Dataset items
====

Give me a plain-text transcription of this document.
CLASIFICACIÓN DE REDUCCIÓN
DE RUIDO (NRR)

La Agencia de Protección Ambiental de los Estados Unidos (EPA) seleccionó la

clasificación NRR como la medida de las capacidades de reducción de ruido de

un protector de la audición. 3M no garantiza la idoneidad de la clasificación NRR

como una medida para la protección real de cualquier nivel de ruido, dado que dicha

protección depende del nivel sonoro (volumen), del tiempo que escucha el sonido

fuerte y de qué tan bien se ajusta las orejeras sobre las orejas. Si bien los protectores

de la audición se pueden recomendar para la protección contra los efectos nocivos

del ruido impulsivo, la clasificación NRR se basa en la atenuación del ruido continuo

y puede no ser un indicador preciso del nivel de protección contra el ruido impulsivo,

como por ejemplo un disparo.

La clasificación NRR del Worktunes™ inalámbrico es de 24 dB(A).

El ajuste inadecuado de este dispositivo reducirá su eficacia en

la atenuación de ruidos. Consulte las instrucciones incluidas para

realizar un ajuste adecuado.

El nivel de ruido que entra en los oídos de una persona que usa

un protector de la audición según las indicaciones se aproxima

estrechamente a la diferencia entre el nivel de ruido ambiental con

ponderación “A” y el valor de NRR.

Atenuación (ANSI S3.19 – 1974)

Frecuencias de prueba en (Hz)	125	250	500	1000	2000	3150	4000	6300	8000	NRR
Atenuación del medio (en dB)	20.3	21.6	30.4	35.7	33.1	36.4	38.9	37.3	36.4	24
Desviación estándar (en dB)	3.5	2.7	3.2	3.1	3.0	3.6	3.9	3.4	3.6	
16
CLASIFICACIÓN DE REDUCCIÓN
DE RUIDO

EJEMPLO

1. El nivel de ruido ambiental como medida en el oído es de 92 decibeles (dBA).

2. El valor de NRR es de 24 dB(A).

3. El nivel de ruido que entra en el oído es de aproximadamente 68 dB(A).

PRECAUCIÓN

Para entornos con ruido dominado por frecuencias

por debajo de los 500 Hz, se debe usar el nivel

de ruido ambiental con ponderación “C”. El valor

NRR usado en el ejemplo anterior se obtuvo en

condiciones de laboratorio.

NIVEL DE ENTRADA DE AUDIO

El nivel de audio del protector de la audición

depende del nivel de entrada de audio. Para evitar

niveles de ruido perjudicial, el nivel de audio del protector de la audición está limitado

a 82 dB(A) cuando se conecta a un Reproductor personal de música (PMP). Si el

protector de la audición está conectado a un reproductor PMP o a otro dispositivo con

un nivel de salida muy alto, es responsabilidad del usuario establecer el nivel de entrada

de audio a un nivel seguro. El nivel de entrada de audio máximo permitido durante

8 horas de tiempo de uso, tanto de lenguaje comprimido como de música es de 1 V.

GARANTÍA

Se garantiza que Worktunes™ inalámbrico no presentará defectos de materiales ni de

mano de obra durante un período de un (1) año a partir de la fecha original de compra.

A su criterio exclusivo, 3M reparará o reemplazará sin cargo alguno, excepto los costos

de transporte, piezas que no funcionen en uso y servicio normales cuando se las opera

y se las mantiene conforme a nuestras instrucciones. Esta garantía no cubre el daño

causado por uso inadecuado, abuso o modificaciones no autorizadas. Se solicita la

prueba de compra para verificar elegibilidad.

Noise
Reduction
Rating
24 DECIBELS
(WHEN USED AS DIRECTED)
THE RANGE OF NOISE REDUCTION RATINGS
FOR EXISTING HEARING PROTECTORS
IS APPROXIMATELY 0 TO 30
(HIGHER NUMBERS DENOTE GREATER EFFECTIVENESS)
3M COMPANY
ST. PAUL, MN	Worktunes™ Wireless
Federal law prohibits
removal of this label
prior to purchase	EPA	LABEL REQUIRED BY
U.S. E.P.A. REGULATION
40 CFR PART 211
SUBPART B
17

====

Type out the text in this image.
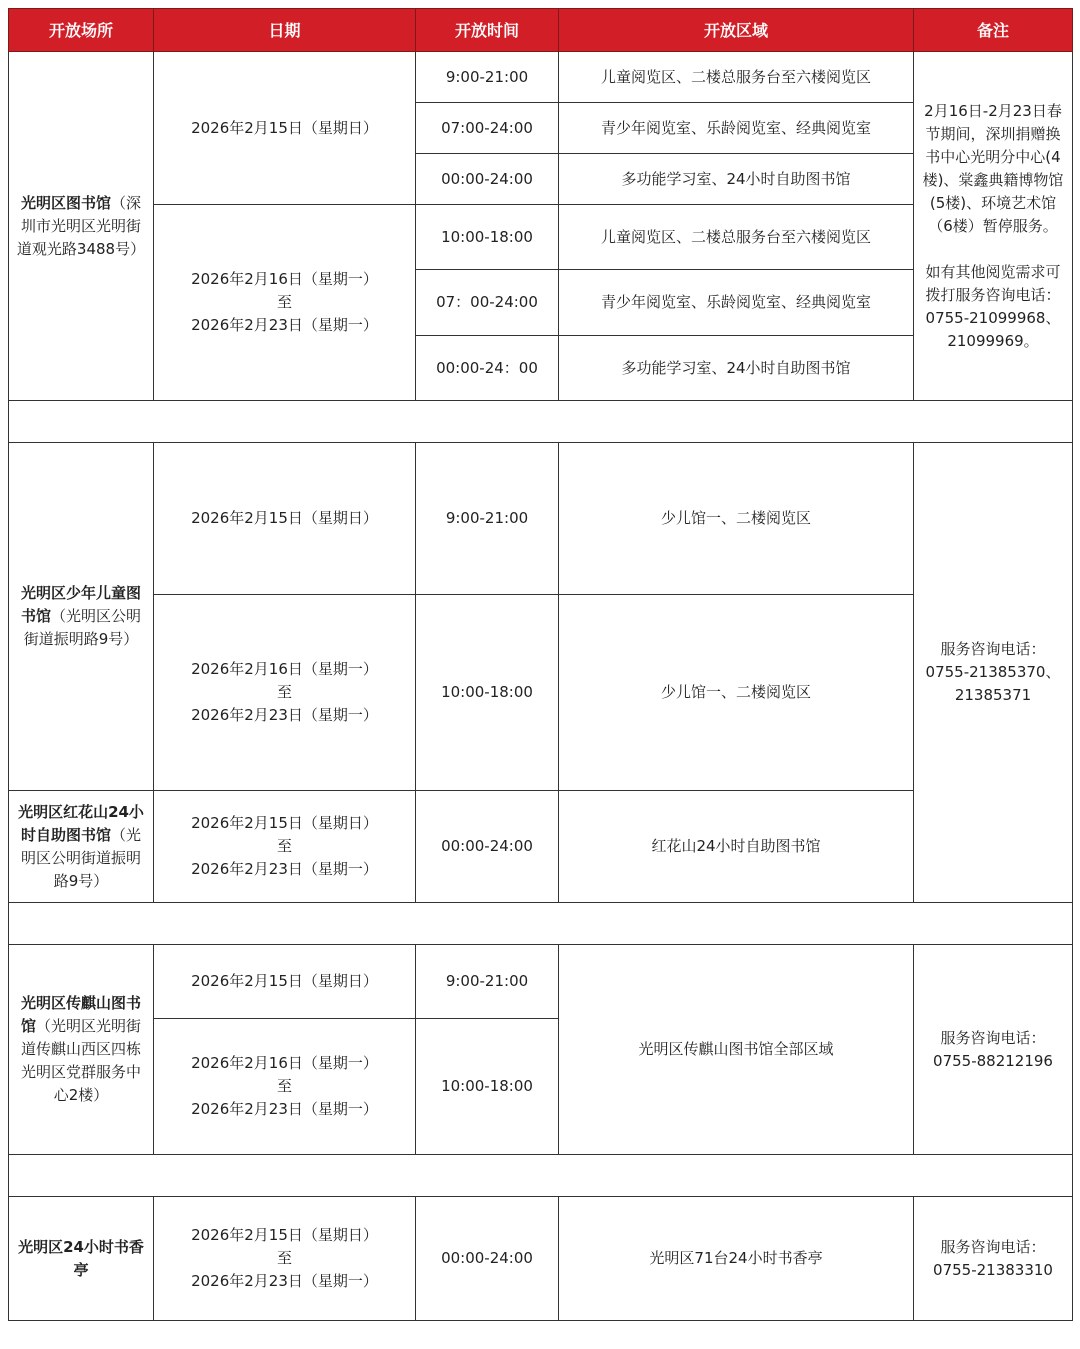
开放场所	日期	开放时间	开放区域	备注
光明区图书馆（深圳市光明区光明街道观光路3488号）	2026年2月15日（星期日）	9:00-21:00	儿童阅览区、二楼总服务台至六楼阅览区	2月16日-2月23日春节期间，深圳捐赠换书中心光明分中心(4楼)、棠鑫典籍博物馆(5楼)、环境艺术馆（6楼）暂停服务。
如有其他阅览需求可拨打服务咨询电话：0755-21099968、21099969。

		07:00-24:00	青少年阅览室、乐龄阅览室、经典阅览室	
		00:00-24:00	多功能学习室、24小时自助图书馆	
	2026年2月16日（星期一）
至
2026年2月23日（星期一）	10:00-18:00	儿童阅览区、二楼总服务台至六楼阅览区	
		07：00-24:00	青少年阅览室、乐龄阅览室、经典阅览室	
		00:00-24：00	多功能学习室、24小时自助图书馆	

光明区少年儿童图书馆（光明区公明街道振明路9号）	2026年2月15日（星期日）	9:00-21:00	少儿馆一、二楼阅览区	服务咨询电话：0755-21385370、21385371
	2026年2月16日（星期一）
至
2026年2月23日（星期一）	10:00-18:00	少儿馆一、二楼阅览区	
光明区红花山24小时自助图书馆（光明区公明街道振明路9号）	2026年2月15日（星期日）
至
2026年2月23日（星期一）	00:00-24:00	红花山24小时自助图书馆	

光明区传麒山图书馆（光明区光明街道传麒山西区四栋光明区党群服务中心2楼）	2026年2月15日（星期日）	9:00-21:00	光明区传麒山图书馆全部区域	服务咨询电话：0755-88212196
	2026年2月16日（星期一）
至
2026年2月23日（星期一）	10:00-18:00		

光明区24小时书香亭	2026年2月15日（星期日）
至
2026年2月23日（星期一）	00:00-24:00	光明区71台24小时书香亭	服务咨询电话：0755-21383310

====

- **Exercise goal**: Gather all lines from the listing above in which "durante" occurs.

- **Answer to the problem**:
de audio a un nivel seguro. El nivel de entrada de audio máximo permitido durante
mano de obra durante un período de un (1) año a partir de la fecha original de compra.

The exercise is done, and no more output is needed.